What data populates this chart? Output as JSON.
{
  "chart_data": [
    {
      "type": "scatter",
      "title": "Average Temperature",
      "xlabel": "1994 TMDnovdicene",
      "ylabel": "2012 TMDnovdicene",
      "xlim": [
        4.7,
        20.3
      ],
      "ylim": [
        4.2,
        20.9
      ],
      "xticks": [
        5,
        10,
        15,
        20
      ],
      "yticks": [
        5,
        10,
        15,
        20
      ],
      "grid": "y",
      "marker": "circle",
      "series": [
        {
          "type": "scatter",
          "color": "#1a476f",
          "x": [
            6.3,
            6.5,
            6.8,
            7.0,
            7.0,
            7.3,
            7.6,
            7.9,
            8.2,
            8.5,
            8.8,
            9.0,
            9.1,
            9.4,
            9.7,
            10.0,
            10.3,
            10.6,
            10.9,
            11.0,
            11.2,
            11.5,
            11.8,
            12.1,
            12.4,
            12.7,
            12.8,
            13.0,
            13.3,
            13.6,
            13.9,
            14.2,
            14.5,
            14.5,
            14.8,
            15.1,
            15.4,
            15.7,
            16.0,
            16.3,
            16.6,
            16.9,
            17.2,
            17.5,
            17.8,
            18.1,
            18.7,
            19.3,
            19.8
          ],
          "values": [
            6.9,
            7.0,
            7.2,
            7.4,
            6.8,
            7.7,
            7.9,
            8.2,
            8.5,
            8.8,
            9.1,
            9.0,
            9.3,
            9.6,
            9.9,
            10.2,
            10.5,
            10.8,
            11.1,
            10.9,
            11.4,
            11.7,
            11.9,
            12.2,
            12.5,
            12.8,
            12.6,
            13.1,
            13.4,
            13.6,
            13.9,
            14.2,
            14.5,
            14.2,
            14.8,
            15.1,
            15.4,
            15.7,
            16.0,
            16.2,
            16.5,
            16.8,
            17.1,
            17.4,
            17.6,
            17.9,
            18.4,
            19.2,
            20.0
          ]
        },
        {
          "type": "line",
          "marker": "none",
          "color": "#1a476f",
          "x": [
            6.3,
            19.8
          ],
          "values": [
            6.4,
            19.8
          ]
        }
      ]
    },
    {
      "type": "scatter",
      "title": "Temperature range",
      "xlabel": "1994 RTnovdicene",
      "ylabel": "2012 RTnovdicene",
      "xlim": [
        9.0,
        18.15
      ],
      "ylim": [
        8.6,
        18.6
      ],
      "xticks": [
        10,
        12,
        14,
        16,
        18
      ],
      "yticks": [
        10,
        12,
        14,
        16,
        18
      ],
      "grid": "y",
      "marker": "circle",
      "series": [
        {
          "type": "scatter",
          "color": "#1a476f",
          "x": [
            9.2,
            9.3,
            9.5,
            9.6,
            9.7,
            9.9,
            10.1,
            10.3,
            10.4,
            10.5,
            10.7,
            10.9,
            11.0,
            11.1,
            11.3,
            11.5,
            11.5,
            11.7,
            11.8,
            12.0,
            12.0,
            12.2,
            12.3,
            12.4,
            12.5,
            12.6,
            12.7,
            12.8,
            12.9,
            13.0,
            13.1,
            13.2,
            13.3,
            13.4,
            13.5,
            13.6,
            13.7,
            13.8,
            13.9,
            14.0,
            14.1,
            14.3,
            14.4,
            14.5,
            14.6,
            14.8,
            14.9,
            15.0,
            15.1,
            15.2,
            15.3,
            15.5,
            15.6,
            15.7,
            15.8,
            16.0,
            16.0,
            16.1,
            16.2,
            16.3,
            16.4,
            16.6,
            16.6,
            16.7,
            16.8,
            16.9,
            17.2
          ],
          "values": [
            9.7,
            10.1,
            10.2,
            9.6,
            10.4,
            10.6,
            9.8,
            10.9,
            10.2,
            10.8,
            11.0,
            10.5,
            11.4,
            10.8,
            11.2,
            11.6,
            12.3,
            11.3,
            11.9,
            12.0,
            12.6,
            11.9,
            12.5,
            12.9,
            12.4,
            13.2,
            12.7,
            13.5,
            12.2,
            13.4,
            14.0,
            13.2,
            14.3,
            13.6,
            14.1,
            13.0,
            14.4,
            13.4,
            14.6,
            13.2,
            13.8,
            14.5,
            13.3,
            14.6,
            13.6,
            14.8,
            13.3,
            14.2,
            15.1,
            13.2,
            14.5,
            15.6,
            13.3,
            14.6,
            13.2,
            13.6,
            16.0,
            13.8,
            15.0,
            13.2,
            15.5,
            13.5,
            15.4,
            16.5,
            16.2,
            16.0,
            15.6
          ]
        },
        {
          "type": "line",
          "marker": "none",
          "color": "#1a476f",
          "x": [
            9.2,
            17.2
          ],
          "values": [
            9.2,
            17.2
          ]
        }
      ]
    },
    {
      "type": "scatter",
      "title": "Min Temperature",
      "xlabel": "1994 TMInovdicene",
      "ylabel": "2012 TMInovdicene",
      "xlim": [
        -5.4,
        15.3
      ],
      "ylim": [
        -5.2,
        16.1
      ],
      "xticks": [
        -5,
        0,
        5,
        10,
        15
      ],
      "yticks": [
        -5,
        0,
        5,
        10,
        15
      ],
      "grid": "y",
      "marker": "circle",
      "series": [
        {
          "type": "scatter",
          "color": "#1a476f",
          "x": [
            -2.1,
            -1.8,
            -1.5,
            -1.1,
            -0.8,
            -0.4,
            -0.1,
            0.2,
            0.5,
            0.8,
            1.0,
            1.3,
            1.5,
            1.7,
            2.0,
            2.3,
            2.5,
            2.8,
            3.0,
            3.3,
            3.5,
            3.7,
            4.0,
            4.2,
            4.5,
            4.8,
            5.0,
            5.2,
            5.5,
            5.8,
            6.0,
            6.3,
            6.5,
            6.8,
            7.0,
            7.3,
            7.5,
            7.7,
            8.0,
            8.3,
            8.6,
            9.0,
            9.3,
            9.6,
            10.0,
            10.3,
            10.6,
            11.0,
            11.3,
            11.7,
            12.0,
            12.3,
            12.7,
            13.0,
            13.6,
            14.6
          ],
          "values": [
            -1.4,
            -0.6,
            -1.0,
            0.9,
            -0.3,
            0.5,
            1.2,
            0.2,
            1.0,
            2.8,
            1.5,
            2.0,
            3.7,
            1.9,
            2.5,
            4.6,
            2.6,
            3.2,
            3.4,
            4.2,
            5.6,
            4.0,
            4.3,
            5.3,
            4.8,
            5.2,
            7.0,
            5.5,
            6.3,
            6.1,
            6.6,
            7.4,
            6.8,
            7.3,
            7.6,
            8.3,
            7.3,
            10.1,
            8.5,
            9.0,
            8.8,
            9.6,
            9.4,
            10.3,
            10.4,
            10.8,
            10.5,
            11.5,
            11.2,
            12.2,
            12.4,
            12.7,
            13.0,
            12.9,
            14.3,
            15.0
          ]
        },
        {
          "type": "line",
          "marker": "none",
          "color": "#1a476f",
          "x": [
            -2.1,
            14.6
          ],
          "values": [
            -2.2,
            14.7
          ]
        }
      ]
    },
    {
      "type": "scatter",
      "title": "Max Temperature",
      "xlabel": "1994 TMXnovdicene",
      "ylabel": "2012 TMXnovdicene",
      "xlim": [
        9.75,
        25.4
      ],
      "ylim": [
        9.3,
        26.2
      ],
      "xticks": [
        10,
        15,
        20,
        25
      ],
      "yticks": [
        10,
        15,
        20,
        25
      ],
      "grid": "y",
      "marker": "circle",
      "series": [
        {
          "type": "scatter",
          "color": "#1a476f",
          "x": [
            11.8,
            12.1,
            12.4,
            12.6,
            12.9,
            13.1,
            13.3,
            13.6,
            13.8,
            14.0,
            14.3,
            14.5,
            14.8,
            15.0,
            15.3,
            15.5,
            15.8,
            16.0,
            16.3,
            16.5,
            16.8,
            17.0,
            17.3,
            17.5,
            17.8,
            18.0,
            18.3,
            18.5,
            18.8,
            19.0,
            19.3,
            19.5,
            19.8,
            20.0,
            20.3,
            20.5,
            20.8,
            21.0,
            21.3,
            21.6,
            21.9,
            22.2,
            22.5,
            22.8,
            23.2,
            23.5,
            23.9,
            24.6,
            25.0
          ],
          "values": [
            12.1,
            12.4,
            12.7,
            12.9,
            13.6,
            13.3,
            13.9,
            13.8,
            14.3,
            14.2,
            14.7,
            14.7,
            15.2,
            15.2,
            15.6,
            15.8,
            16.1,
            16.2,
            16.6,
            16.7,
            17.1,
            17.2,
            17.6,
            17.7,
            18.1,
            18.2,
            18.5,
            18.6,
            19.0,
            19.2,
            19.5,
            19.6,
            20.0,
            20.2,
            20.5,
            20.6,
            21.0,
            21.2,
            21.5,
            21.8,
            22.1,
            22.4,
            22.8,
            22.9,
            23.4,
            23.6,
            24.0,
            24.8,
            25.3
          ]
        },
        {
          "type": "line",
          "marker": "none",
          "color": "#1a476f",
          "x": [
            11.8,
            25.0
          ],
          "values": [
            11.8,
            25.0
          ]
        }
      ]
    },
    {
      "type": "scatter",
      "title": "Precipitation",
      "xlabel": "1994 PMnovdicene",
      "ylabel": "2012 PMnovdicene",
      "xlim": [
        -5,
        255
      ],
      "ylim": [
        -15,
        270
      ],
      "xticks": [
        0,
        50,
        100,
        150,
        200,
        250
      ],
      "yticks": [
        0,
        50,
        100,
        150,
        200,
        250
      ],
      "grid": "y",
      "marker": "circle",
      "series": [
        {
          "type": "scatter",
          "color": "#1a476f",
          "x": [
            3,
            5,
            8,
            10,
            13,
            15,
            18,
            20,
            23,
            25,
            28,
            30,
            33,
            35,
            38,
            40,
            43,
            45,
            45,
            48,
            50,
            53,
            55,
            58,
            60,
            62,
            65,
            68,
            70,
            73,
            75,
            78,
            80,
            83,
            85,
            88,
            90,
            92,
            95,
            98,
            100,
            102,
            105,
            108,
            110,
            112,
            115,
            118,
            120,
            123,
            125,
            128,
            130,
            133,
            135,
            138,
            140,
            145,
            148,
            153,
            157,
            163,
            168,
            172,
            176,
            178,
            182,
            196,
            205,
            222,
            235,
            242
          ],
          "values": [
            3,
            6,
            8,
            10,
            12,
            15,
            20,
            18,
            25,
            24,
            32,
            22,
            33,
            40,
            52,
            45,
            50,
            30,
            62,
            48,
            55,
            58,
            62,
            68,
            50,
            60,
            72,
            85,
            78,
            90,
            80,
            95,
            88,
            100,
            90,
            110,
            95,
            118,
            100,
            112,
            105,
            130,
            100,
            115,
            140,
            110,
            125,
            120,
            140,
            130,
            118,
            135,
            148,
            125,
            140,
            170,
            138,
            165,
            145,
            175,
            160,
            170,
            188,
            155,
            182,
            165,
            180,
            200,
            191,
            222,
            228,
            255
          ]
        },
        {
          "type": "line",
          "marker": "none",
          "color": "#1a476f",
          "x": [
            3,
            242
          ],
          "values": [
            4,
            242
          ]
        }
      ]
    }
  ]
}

::::

WHAT TO DO: Review the preceding data and report every line that includes the string "PMnovdicene".

PROBLEM SOLUTION:
      "xlabel": "1994 PMnovdicene",
      "ylabel": "2012 PMnovdicene",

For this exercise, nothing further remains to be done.